Repeat the listing in full. Nothing may be added or left out.

Provided entries =
= = = = =
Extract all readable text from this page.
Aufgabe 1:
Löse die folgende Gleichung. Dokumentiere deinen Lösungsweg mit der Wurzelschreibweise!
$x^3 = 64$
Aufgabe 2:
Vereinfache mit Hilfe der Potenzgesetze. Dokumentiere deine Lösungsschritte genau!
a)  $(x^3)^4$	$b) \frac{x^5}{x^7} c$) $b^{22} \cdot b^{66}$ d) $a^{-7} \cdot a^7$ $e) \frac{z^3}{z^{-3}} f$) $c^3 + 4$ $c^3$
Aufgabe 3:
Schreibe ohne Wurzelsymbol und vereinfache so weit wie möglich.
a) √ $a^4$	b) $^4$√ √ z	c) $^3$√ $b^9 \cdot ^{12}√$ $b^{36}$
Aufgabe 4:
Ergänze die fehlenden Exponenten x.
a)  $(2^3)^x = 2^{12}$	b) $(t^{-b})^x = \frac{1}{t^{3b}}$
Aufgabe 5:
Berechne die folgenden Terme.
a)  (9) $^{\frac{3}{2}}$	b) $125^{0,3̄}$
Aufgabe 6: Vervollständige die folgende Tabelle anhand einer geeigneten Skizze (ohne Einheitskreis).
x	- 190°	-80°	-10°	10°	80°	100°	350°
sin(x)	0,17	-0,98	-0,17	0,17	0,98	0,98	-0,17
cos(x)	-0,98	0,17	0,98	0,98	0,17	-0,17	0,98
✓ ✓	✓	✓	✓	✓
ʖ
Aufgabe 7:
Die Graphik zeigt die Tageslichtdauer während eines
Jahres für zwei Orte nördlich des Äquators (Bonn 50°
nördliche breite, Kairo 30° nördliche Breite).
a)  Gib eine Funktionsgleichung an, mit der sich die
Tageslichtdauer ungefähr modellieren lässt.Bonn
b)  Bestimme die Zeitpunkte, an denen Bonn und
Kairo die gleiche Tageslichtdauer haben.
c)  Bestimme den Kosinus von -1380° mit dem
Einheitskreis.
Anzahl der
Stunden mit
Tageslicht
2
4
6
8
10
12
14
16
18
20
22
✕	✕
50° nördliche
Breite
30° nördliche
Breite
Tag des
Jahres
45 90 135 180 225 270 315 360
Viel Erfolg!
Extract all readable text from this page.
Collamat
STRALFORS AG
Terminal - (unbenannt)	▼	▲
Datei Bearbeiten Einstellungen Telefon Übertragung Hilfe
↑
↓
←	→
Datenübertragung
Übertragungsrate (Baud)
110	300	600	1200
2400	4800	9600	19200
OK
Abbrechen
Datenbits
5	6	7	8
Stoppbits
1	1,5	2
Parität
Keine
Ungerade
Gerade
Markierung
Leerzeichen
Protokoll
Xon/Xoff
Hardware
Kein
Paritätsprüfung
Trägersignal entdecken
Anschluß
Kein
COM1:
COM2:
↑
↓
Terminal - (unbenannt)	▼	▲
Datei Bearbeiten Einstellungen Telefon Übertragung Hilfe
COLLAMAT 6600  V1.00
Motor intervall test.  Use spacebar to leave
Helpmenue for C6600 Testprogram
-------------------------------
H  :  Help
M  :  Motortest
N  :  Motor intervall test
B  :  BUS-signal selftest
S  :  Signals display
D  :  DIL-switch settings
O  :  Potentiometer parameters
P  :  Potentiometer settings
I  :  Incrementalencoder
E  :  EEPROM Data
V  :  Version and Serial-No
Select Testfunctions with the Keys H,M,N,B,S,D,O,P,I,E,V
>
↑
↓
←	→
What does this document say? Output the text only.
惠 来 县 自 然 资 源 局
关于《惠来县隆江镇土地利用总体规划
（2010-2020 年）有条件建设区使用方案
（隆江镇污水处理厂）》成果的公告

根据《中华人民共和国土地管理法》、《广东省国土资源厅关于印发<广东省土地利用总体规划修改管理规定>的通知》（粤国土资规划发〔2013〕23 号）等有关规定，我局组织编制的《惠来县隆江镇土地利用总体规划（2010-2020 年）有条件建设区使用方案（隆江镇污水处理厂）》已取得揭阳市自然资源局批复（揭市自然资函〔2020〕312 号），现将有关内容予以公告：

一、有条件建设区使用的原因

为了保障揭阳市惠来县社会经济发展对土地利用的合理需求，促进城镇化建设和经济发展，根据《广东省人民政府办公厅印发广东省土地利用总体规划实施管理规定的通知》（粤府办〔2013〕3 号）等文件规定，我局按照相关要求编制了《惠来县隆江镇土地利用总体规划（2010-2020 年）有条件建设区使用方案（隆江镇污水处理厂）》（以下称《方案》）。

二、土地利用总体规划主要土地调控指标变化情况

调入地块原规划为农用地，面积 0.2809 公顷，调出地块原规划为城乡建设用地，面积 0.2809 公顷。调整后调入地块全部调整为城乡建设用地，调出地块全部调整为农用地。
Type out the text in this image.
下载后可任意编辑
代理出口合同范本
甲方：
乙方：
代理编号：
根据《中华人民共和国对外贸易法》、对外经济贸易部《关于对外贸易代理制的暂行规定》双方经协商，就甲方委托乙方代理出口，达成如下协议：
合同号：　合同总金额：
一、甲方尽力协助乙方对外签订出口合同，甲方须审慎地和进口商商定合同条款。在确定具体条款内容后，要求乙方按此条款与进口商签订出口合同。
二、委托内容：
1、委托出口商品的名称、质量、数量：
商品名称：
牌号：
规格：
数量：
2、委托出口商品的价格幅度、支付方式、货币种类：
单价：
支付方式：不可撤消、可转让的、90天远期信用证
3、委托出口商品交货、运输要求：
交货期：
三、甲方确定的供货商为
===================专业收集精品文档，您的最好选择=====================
= = = = =
Problem solution =
Extract all readable text from this page.
Aufgabe 1:
Löse die folgende Gleichung. Dokumentiere deinen Lösungsweg mit der Wurzelschreibweise!
$x^3 = 64$
Aufgabe 2:
Vereinfache mit Hilfe der Potenzgesetze. Dokumentiere deine Lösungsschritte genau!
a)  $(x^3)^4$	$b) \frac{x^5}{x^7} c$) $b^{22} \cdot b^{66}$ d) $a^{-7} \cdot a^7$ $e) \frac{z^3}{z^{-3}} f$) $c^3 + 4$ $c^3$
Aufgabe 3:
Schreibe ohne Wurzelsymbol und vereinfache so weit wie möglich.
a) √ $a^4$	b) $^4$√ √ z	c) $^3$√ $b^9 \cdot ^{12}√$ $b^{36}$
Aufgabe 4:
Ergänze die fehlenden Exponenten x.
a)  $(2^3)^x = 2^{12}$	b) $(t^{-b})^x = \frac{1}{t^{3b}}$
Aufgabe 5:
Berechne die folgenden Terme.
a)  (9) $^{\frac{3}{2}}$	b) $125^{0,3̄}$
Aufgabe 6: Vervollständige die folgende Tabelle anhand einer geeigneten Skizze (ohne Einheitskreis).
x	- 190°	-80°	-10°	10°	80°	100°	350°
sin(x)	0,17	-0,98	-0,17	0,17	0,98	0,98	-0,17
cos(x)	-0,98	0,17	0,98	0,98	0,17	-0,17	0,98
✓ ✓	✓	✓	✓	✓
ʖ
Aufgabe 7:
Die Graphik zeigt die Tageslichtdauer während eines
Jahres für zwei Orte nördlich des Äquators (Bonn 50°
nördliche breite, Kairo 30° nördliche Breite).
a)  Gib eine Funktionsgleichung an, mit der sich die
Tageslichtdauer ungefähr modellieren lässt.Bonn
b)  Bestimme die Zeitpunkte, an denen Bonn und
Kairo die gleiche Tageslichtdauer haben.
c)  Bestimme den Kosinus von -1380° mit dem
Einheitskreis.
Anzahl der
Stunden mit
Tageslicht
2
4
6
8
10
12
14
16
18
20
22
✕	✕
50° nördliche
Breite
30° nördliche
Breite
Tag des
Jahres
45 90 135 180 225 270 315 360
Viel Erfolg!
Extract all readable text from this page.
Collamat
STRALFORS AG
Terminal - (unbenannt)	▼	▲
Datei Bearbeiten Einstellungen Telefon Übertragung Hilfe
↑
↓
←	→
Datenübertragung
Übertragungsrate (Baud)
110	300	600	1200
2400	4800	9600	19200
OK
Abbrechen
Datenbits
5	6	7	8
Stoppbits
1	1,5	2
Parität
Keine
Ungerade
Gerade
Markierung
Leerzeichen
Protokoll
Xon/Xoff
Hardware
Kein
Paritätsprüfung
Trägersignal entdecken
Anschluß
Kein
COM1:
COM2:
↑
↓
Terminal - (unbenannt)	▼	▲
Datei Bearbeiten Einstellungen Telefon Übertragung Hilfe
COLLAMAT 6600  V1.00
Motor intervall test.  Use spacebar to leave
Helpmenue for C6600 Testprogram
-------------------------------
H  :  Help
M  :  Motortest
N  :  Motor intervall test
B  :  BUS-signal selftest
S  :  Signals display
D  :  DIL-switch settings
O  :  Potentiometer parameters
P  :  Potentiometer settings
I  :  Incrementalencoder
E  :  EEPROM Data
V  :  Version and Serial-No
Select Testfunctions with the Keys H,M,N,B,S,D,O,P,I,E,V
>
↑
↓
←	→
What does this document say? Output the text only.
惠 来 县 自 然 资 源 局
关于《惠来县隆江镇土地利用总体规划
（2010-2020 年）有条件建设区使用方案
（隆江镇污水处理厂）》成果的公告

根据《中华人民共和国土地管理法》、《广东省国土资源厅关于印发<广东省土地利用总体规划修改管理规定>的通知》（粤国土资规划发〔2013〕23 号）等有关规定，我局组织编制的《惠来县隆江镇土地利用总体规划（2010-2020 年）有条件建设区使用方案（隆江镇污水处理厂）》已取得揭阳市自然资源局批复（揭市自然资函〔2020〕312 号），现将有关内容予以公告：

一、有条件建设区使用的原因

为了保障揭阳市惠来县社会经济发展对土地利用的合理需求，促进城镇化建设和经济发展，根据《广东省人民政府办公厅印发广东省土地利用总体规划实施管理规定的通知》（粤府办〔2013〕3 号）等文件规定，我局按照相关要求编制了《惠来县隆江镇土地利用总体规划（2010-2020 年）有条件建设区使用方案（隆江镇污水处理厂）》（以下称《方案》）。

二、土地利用总体规划主要土地调控指标变化情况

调入地块原规划为农用地，面积 0.2809 公顷，调出地块原规划为城乡建设用地，面积 0.2809 公顷。调整后调入地块全部调整为城乡建设用地，调出地块全部调整为农用地。
Type out the text in this image.
下载后可任意编辑
代理出口合同范本
甲方：
乙方：
代理编号：
根据《中华人民共和国对外贸易法》、对外经济贸易部《关于对外贸易代理制的暂行规定》双方经协商，就甲方委托乙方代理出口，达成如下协议：
合同号：　合同总金额：
一、甲方尽力协助乙方对外签订出口合同，甲方须审慎地和进口商商定合同条款。在确定具体条款内容后，要求乙方按此条款与进口商签订出口合同。
二、委托内容：
1、委托出口商品的名称、质量、数量：
商品名称：
牌号：
规格：
数量：
2、委托出口商品的价格幅度、支付方式、货币种类：
单价：
支付方式：不可撤消、可转让的、90天远期信用证
3、委托出口商品交货、运输要求：
交货期：
三、甲方确定的供货商为
===================专业收集精品文档，您的最好选择=====================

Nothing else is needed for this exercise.